__Exercise objective__. Return the count of lines with the string "JSON" in them, and nothing else.

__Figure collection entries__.
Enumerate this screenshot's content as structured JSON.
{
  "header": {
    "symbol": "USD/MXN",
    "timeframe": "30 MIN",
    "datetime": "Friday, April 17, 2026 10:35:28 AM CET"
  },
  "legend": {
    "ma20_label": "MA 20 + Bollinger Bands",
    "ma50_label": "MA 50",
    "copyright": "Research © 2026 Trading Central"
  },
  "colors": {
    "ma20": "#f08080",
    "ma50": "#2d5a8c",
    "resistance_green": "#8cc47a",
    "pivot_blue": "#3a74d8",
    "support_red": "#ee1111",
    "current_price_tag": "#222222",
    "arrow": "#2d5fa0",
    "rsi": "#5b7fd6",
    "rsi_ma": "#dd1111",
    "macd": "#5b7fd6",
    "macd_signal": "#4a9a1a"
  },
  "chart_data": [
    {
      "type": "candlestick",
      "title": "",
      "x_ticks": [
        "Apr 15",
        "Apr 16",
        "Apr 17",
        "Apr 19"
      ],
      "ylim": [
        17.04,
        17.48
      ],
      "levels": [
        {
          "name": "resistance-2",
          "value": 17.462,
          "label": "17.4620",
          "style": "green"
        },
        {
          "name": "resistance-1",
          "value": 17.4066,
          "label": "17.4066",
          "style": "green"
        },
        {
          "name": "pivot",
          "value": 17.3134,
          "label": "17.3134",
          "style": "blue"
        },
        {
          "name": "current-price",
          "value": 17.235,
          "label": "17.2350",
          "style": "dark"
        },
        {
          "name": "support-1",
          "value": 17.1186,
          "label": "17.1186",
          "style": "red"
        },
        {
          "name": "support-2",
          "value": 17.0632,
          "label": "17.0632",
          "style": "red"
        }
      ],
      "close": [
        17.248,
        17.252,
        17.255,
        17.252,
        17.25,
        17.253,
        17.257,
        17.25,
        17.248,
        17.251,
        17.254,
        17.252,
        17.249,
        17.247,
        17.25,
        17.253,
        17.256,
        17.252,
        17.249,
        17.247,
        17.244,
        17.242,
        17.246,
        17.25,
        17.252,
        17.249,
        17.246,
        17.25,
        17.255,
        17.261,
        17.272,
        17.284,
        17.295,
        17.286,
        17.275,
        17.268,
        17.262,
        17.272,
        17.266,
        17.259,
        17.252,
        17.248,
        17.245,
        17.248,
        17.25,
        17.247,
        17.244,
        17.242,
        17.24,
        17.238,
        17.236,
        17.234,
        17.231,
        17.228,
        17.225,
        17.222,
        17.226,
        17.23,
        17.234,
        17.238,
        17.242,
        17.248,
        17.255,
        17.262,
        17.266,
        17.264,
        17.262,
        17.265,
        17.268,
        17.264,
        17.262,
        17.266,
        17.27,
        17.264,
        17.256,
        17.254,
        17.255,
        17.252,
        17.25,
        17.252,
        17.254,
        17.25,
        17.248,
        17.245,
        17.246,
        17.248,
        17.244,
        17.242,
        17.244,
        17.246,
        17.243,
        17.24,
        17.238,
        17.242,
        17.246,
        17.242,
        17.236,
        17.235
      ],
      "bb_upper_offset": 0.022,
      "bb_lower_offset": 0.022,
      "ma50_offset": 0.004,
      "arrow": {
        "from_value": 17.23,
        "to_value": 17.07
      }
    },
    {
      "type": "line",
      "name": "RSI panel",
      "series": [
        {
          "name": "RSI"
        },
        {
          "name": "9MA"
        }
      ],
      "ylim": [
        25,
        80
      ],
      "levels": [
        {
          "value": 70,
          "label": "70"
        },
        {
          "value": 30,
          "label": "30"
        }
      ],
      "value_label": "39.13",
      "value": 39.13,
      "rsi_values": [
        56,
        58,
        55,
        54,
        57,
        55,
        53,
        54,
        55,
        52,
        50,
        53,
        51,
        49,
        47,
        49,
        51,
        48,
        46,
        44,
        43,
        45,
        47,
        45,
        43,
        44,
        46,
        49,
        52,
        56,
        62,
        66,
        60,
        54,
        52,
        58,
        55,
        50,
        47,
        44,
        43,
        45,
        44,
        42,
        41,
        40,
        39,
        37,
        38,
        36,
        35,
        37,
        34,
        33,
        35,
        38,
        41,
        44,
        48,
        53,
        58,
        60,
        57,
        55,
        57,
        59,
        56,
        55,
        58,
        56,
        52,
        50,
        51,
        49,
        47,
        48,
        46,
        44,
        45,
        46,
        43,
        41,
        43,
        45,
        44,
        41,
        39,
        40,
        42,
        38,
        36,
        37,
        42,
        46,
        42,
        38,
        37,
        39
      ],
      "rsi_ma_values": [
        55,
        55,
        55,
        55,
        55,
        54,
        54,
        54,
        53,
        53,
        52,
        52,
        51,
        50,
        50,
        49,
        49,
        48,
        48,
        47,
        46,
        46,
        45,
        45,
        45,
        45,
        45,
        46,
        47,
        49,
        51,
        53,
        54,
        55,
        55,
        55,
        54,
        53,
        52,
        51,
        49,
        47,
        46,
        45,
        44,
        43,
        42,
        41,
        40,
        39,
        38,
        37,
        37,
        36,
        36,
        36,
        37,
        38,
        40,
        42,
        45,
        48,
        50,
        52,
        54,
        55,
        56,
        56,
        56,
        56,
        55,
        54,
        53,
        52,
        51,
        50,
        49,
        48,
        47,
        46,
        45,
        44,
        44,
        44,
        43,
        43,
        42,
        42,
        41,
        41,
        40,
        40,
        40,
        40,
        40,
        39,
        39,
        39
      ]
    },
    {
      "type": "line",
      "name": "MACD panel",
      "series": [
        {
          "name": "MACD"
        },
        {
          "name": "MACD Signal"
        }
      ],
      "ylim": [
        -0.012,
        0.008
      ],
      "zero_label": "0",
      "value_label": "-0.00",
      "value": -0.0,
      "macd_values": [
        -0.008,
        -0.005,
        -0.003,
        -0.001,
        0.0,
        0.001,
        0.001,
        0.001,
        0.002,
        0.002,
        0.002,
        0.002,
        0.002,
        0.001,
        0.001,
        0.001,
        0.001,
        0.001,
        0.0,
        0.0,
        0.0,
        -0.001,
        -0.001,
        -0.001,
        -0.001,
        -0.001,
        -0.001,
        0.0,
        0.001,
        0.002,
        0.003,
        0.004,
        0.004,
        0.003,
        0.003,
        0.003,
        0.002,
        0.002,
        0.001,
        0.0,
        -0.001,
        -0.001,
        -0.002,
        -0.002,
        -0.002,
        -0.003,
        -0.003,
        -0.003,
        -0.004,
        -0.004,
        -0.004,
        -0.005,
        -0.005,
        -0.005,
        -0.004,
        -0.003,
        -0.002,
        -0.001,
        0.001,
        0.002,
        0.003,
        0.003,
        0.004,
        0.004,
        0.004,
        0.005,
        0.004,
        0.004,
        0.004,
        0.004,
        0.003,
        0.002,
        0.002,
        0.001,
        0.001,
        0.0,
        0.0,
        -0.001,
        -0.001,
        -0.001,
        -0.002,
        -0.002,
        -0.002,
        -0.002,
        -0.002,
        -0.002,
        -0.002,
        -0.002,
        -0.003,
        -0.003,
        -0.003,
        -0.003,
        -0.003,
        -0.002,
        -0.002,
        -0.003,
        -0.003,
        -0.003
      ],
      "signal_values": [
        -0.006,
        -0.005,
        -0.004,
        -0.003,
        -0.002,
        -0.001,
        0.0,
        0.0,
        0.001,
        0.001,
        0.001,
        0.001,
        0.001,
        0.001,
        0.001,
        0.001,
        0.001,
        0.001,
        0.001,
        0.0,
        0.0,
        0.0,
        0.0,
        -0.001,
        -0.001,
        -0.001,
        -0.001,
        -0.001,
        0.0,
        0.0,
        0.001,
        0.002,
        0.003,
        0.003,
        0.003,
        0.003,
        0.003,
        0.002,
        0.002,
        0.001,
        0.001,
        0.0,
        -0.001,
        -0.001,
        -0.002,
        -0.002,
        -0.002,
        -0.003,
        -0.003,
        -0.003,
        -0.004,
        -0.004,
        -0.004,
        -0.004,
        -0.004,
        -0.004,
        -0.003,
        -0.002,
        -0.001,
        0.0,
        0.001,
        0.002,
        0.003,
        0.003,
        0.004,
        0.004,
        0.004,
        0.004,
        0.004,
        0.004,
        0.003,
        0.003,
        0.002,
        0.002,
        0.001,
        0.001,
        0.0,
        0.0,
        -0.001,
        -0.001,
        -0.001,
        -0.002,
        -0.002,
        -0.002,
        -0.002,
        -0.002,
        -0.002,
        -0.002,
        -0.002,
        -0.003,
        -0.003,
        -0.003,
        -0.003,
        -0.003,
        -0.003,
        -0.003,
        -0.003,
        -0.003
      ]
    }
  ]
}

--

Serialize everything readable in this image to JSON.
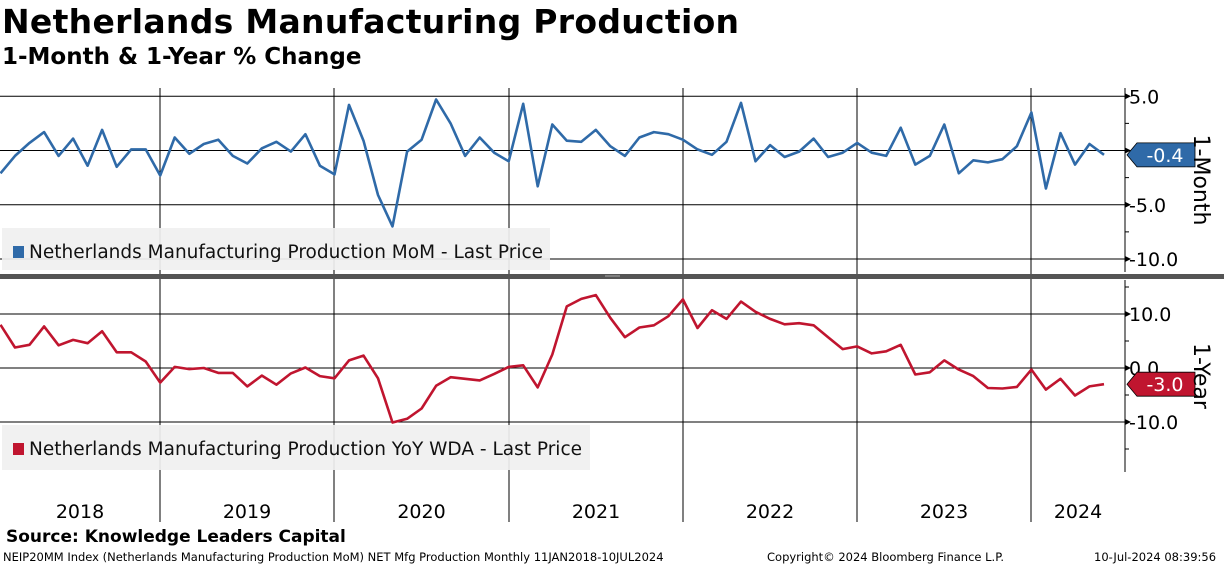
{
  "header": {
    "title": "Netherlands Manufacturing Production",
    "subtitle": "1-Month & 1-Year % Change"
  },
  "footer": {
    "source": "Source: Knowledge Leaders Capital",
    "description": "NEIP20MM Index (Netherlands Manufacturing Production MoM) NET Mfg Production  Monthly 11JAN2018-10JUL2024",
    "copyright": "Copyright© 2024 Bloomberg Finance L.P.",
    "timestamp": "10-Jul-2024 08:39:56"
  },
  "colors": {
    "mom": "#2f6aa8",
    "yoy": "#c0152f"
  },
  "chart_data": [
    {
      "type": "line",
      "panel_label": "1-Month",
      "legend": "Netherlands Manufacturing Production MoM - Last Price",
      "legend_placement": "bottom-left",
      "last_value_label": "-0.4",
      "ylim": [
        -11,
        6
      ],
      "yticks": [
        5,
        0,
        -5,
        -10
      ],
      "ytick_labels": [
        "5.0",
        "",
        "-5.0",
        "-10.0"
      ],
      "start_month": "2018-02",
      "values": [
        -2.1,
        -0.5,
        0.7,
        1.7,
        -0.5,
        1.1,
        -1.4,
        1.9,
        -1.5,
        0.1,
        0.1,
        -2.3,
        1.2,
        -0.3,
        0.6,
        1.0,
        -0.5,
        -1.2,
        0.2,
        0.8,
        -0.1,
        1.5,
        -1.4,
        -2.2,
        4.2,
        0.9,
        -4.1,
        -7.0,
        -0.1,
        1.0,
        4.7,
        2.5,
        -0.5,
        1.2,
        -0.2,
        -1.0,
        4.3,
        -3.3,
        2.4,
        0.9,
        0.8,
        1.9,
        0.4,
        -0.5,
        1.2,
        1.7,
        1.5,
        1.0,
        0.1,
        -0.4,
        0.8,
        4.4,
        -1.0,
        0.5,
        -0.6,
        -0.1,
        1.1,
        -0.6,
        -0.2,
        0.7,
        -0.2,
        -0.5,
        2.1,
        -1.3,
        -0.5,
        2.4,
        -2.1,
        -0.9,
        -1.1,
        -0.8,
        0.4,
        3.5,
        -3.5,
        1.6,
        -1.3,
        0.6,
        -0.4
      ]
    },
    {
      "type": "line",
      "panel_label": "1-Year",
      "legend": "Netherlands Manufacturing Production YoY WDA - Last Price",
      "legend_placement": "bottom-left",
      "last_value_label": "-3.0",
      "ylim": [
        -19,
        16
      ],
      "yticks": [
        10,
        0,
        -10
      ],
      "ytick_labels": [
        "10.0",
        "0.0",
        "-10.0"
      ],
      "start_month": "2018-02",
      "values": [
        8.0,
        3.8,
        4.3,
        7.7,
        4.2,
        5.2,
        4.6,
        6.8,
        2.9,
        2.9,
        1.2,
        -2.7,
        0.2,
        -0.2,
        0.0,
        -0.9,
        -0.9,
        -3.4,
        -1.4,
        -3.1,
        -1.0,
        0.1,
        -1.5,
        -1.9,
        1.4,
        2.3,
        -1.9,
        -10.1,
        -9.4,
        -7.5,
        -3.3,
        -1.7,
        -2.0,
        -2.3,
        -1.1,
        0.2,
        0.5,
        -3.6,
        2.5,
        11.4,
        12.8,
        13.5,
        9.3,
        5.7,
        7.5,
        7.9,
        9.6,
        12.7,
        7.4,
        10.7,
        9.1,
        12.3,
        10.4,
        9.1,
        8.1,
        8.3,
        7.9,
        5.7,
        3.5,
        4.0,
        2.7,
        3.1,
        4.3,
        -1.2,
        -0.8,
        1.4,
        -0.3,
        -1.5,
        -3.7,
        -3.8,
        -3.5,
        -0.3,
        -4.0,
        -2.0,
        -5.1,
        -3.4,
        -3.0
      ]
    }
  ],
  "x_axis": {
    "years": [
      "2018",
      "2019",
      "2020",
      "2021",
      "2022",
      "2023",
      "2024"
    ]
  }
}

__Output below__. 2